§ **Provided passage**:
···

[jira] [Commented] (CASSANDRA-8150) Simplify and enlarge new heap calculation

2014-11-20 Thread Matt Stump (JIRA)

[ 
https://issues.apache.org/jira/browse/CASSANDRA-8150?page=com.atlassian.jira.plugin.system.issuetabpanels:comment-tabpanelfocusedCommentId=14219863#comment-14219863
 ] 

Matt Stump commented on CASSANDRA-8150:
---

I wanted to add more evidence and exposition for the above recommendations so 
that my argument can be better understood.

Young generation GC is pretty simple. The new heap is broken down into three 
segments, eden, and two survivor spaces s0 and s1. All new objects are 
allocated in eden, and once eden reaches a size threshold a minor GC is 
triggered. After the minor GC all surviving objects are moved to one of the 
survivor spaces, only one survivor space is active at a time. At the same time 
that GC for eden is triggered a GC for the active survivor space is also 
triggered. All live objects from both eden and the active survivor space are 
copied to the other survivor space and both eden and the previously active 
survivor space is wiped clean. Objects will bounce between the different 
survivor spaces until the MaxTenuringThreshold is hit (default in C* is 1). 
Once an object survives MaxTenuringThreshold number of collections it's copied 
to the tenured space which is governed by a different collector, in our 
instance CMS, but it could just as easily be G1. This act of copying is called 
promotion. The promotion from young generation to tenured space is what takes a 
long time. So if you see long ParNew GC pauses it's because many objects are 
being promoted. You decrease ParNew collection times by decreasing promotion.

What can cause many objects to be promoted? It's objects that have survived 
both the initial eden space collection and MaxTenuringThreshold number of 
collections in the survivor space. The main tunables are the size of the 
various spaces in young gen, and the MaxTenuringThreshold. By increasing the 
young generation space it decreases the frequency at which we have to run GC 
because more objects can accumulate before we reach 75% capacity. By increasing 
the young generation and the MaxTenuringThreshold you give the short lived 
objects more time to die, and dead objects don't get promoted. 

The vast majority of objects in C* are ephemeral short lived objects. The only 
thing that should live in tenured space is the key cache and in releases  2.1 
memtables. If most objects die in survivor space you've solved the long GC 
pauses for both young gen and tenured spaces. 

As a data point with the mixed cluster we're we've been experimenting with 
these options most aggressively the longest CMS pause in a 24 hour period went 
from  10s to less than 900ms and most nodes experienced a max of less than 
500ms. This is just the max CMS which could include an outlier like 
defragmentation. Average CMS is significantly less, less than 100ms. For ParNew 
collections we went from many many pauses in excess of 200ms to a max of 15ms 
cluster wide and an average of 5ms. ParNew collection frequency decreased from 
1 per second to one every 10s worst case to the average case of one every 16 
seconds.

···

§ **Information given**:
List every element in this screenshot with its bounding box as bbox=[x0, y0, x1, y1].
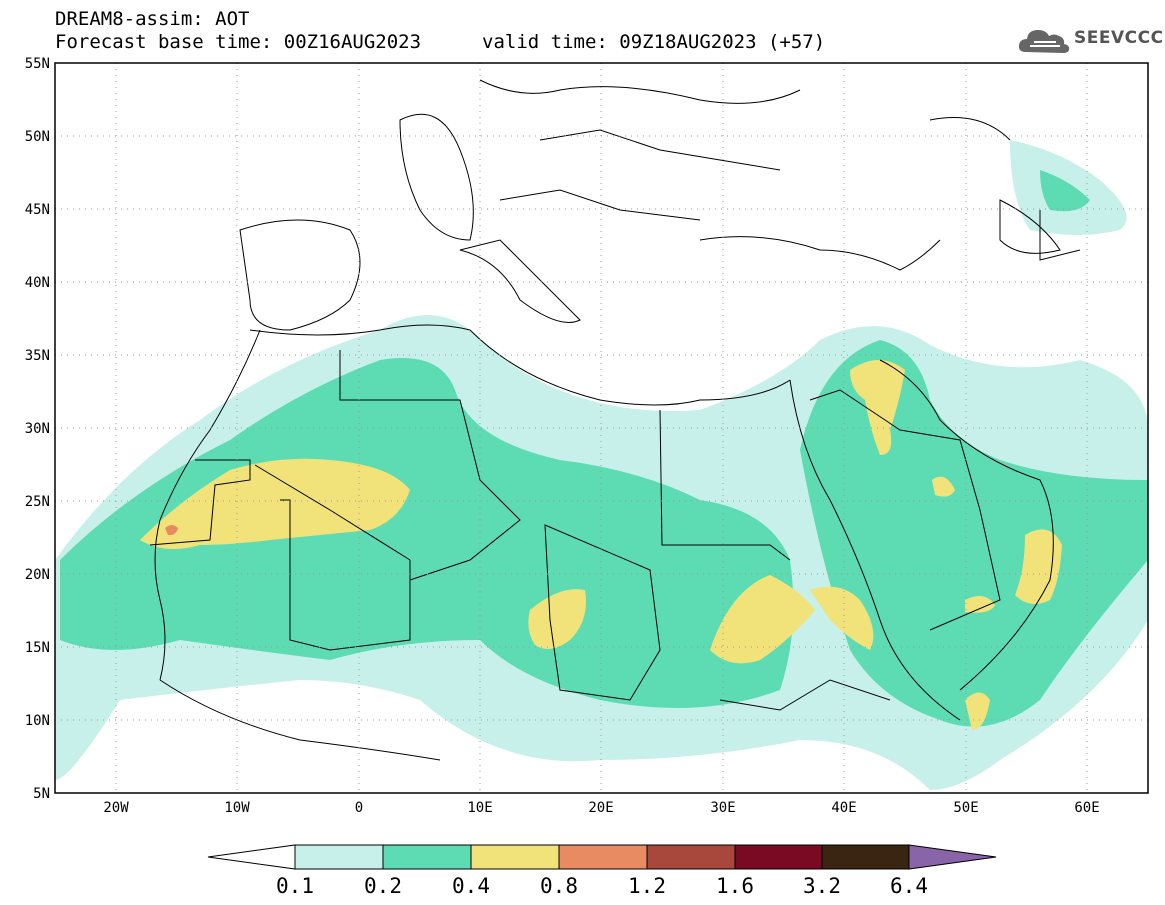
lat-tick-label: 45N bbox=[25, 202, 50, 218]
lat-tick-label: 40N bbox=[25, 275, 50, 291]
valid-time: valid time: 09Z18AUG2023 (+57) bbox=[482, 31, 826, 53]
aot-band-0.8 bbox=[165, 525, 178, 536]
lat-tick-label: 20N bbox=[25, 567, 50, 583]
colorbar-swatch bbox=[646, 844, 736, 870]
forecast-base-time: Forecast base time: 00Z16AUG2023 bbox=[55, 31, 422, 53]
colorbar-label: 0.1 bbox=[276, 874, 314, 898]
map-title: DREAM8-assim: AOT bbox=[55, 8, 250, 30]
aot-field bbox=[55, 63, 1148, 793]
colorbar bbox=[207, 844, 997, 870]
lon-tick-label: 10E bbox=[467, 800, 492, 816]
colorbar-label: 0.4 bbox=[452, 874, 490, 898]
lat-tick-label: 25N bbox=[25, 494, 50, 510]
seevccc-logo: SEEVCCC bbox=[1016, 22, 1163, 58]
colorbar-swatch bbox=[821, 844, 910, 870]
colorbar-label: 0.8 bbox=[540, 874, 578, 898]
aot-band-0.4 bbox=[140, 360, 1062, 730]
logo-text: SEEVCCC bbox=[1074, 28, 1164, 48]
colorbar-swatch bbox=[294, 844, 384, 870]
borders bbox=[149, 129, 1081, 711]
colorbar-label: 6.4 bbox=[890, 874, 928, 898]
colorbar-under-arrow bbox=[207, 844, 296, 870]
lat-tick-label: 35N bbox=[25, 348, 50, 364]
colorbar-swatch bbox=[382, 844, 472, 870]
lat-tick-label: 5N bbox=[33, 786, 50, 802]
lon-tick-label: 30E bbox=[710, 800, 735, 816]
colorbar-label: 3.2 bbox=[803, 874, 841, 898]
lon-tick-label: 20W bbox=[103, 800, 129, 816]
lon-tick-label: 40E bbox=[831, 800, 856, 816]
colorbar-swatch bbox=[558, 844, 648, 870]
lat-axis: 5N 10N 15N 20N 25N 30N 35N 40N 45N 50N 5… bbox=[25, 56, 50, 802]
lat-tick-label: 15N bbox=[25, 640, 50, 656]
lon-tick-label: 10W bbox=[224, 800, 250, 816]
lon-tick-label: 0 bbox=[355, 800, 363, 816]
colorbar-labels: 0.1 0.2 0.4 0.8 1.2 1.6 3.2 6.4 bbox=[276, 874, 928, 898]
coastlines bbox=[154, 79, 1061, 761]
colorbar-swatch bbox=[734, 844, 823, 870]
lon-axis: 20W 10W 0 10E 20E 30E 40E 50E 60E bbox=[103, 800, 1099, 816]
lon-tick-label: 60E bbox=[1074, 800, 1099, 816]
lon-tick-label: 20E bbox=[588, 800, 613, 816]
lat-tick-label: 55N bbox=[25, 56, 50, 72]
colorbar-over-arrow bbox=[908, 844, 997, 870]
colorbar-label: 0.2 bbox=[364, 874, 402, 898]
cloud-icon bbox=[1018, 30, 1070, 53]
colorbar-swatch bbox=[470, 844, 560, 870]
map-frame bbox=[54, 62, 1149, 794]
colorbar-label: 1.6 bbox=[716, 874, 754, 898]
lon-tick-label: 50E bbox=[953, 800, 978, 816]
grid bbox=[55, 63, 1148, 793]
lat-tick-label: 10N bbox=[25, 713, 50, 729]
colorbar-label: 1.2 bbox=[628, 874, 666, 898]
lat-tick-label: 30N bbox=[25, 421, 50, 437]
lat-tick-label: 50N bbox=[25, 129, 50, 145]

···

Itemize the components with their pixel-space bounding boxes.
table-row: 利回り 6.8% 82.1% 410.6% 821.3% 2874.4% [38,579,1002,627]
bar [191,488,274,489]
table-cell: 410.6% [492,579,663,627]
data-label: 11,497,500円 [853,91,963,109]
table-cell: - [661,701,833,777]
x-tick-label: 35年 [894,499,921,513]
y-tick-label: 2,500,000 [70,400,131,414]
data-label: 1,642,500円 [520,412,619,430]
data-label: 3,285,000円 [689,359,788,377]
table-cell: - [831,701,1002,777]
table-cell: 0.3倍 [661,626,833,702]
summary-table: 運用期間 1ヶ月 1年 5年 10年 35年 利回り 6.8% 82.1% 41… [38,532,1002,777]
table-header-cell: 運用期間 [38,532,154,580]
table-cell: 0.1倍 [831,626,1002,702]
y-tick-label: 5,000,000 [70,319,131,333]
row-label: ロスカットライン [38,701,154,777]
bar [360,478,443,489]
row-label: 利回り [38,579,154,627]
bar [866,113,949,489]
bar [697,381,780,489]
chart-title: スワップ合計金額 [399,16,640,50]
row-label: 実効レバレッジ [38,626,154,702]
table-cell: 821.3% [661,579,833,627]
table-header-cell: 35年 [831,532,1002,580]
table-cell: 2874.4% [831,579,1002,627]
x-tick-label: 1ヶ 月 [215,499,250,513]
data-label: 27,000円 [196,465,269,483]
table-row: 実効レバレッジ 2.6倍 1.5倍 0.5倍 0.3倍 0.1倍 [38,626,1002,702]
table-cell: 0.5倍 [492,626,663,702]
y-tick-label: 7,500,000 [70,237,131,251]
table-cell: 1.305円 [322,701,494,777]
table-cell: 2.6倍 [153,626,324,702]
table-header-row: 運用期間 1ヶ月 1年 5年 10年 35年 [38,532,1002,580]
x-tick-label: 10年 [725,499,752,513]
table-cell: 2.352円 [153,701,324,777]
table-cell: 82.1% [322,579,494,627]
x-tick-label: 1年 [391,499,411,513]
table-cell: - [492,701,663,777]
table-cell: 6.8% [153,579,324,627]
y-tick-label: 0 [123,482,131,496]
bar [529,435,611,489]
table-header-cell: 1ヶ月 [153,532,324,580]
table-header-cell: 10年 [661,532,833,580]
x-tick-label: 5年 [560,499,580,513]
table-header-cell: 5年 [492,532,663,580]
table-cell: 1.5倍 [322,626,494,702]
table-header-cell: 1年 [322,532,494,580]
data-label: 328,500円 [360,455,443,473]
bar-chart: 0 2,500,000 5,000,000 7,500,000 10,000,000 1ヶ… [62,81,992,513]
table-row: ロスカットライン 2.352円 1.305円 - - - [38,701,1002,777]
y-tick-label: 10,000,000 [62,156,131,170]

···

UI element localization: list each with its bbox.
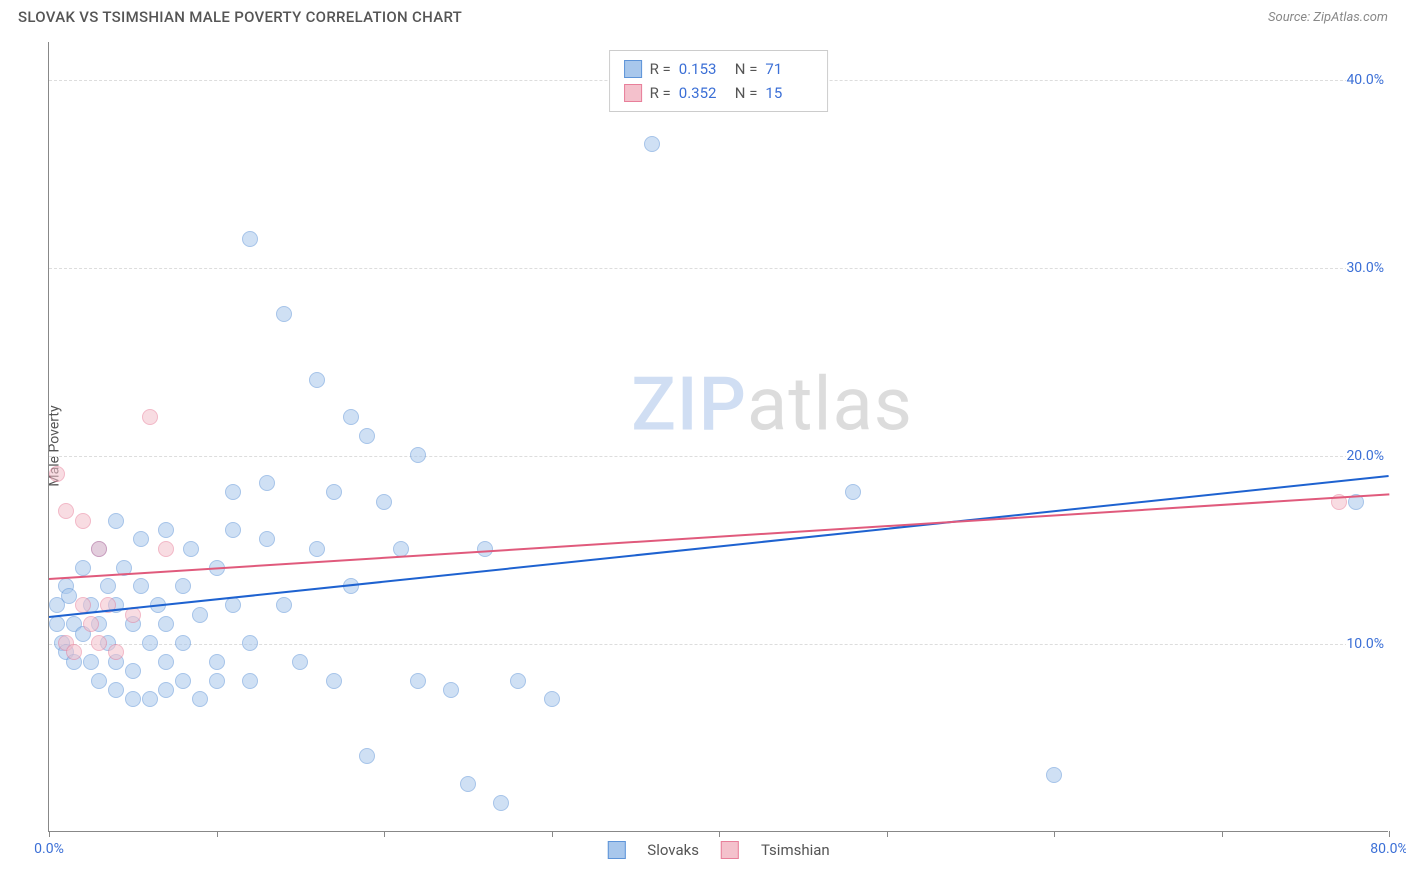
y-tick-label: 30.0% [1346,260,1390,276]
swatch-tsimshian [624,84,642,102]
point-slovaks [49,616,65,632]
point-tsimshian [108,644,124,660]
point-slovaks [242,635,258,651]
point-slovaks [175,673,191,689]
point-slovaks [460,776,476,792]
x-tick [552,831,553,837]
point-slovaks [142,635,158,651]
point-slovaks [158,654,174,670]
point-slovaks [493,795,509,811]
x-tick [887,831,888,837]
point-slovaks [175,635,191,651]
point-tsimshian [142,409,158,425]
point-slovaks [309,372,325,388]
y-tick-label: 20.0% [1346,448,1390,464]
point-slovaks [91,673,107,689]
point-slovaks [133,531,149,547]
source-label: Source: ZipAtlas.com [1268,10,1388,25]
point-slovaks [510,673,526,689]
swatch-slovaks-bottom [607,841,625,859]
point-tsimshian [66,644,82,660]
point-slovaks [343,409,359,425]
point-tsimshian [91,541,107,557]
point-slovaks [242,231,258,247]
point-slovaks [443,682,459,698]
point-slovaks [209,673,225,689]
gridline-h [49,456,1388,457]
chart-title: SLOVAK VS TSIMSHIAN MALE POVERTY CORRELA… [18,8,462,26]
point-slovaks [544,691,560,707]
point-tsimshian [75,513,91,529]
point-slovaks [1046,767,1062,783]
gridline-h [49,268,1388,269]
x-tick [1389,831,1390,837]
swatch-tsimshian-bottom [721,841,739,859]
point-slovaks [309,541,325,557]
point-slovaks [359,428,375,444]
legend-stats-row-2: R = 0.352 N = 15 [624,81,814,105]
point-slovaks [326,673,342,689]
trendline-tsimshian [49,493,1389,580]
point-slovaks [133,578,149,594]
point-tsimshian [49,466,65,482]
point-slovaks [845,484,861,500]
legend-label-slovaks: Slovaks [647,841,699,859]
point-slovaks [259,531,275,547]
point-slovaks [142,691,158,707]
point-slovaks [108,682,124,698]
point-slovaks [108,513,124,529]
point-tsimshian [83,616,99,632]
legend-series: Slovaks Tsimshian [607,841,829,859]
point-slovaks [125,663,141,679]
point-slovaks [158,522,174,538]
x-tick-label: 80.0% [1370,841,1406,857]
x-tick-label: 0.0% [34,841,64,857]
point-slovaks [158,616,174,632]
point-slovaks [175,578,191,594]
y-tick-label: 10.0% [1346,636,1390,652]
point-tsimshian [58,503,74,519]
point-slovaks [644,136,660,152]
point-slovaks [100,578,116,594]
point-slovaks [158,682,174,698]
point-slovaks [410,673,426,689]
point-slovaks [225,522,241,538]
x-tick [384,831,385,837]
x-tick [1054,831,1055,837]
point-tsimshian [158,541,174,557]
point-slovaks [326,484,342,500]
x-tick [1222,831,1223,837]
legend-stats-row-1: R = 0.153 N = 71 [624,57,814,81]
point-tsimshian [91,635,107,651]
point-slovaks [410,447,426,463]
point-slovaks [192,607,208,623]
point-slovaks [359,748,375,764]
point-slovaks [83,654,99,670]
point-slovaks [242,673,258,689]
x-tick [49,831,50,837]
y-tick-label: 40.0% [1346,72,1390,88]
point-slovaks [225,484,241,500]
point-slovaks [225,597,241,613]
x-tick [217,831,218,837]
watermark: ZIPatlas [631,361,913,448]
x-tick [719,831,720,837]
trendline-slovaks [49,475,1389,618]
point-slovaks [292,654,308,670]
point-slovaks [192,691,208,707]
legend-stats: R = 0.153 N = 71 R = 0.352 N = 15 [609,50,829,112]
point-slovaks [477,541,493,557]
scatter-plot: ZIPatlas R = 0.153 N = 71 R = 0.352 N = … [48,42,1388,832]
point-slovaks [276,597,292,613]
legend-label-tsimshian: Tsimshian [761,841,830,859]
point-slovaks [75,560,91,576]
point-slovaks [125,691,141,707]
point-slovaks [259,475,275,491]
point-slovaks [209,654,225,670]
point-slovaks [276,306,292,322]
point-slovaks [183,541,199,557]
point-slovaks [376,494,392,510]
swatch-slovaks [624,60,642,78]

···

§ **Tasks to perform**:
• 1. List the three segments into which the JIRA comment on new heap calculation divides the new heap.
• 2. From the JIRA comment on new heap calculation, output the passage between "Matt Stump commented" and "be better understood.", inclusive.
• 3. Go on writing the JIRA comment on new heap calculation, starting where it currently ends.

§ **Answer list**:
• 1.
eden
s0 (survivor space)
s1 (survivor space)

• 2.
Matt Stump commented on CASSANDRA-8150:
---

I wanted to add more evidence and exposition for the above recommendations so 
that my argument can be better understood.

• 3.
This also unlocks additional throughput on large machines. For 20 cores 
machines I was able to increase throughput from 75k TPS to 110-120k TPS. For a 
40 core machine we more than doubled request throughput and significantly 
increased compaction throughput. 

I've asked a number of other larger customers to help validate the new 
settings. I now view GC pauses as a mostly solvable issue.

 Simplify and enlarge new heap calculation
 -

 Key: CASSANDRA-8150
 URL: https://issues.apache.org/jira/browse/CASSANDRA-8150
 Project: Cassandra
  Issue Type: Improvement
  Components: Config
Reporter: Matt Stump
Assignee: Brandon Williams

 It's been found that the old twitter recommendations of 100m per core up to 
 800m is harmful and should no longer be used.
 Instead the formula used should be 1/3 or 1/4 max heap with a max of 2G. 1/3 
 or 1/4 is debatable and I'm open to suggestions. If I were to hazard a guess 
 1/3 is probably better for releases greater than 2.1.



--
This message was sent by Atlassian JIRA
(v6.3.4#6332)


[jira] [Commented] (CASSANDRA-8150) Simplify and enlarge new heap calculation

2014-11-20 Thread Jeremiah Jordan (JIRA)

[ 
https://issues.apache.org/jira/browse/CASSANDRA-8150?page=com.atlassian.jira.plugin.system.issuetabpanels:comment-tabpanelfocusedCommentId=14219967#comment-14219967
 ] 

Jeremiah Jordan commented on CASSANDRA-8150:


While I agree all of that sounds nice for read heavy workloads.  Have you used 
these settings with a write heavy workload?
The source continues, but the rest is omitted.